## What is required
Could you print every record below exactly as it appears?

>> begin Data for this exercise

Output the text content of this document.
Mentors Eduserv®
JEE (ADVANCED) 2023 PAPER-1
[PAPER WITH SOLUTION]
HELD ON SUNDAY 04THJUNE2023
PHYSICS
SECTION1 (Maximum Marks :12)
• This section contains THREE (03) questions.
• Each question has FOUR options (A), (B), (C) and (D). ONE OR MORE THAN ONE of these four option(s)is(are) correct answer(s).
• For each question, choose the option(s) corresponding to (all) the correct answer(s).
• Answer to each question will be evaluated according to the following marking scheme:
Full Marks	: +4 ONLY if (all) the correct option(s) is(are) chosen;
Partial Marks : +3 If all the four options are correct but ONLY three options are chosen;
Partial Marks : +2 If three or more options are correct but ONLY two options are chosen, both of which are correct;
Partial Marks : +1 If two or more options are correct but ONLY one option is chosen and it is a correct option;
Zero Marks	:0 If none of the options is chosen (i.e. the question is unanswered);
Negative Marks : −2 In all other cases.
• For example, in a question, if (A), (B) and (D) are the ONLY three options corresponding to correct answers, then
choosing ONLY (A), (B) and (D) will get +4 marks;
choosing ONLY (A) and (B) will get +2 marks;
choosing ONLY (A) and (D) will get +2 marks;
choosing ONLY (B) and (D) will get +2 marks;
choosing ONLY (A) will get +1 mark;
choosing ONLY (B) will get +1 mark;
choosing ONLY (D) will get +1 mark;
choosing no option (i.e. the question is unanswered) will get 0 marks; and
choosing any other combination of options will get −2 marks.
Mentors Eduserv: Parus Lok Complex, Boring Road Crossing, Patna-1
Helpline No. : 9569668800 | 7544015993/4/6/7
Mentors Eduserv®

>> end Data for this exercise

## Full solution
Output the text content of this document.
Mentors Eduserv®
JEE (ADVANCED) 2023 PAPER-1
[PAPER WITH SOLUTION]
HELD ON SUNDAY 04THJUNE2023
PHYSICS
SECTION1 (Maximum Marks :12)
• This section contains THREE (03) questions.
• Each question has FOUR options (A), (B), (C) and (D). ONE OR MORE THAN ONE of these four option(s)is(are) correct answer(s).
• For each question, choose the option(s) corresponding to (all) the correct answer(s).
• Answer to each question will be evaluated according to the following marking scheme:
Full Marks	: +4 ONLY if (all) the correct option(s) is(are) chosen;
Partial Marks : +3 If all the four options are correct but ONLY three options are chosen;
Partial Marks : +2 If three or more options are correct but ONLY two options are chosen, both of which are correct;
Partial Marks : +1 If two or more options are correct but ONLY one option is chosen and it is a correct option;
Zero Marks	:0 If none of the options is chosen (i.e. the question is unanswered);
Negative Marks : −2 In all other cases.
• For example, in a question, if (A), (B) and (D) are the ONLY three options corresponding to correct answers, then
choosing ONLY (A), (B) and (D) will get +4 marks;
choosing ONLY (A) and (B) will get +2 marks;
choosing ONLY (A) and (D) will get +2 marks;
choosing ONLY (B) and (D) will get +2 marks;
choosing ONLY (A) will get +1 mark;
choosing ONLY (B) will get +1 mark;
choosing ONLY (D) will get +1 mark;
choosing no option (i.e. the question is unanswered) will get 0 marks; and
choosing any other combination of options will get −2 marks.
Mentors Eduserv: Parus Lok Complex, Boring Road Crossing, Patna-1
Helpline No. : 9569668800 | 7544015993/4/6/7
Mentors Eduserv®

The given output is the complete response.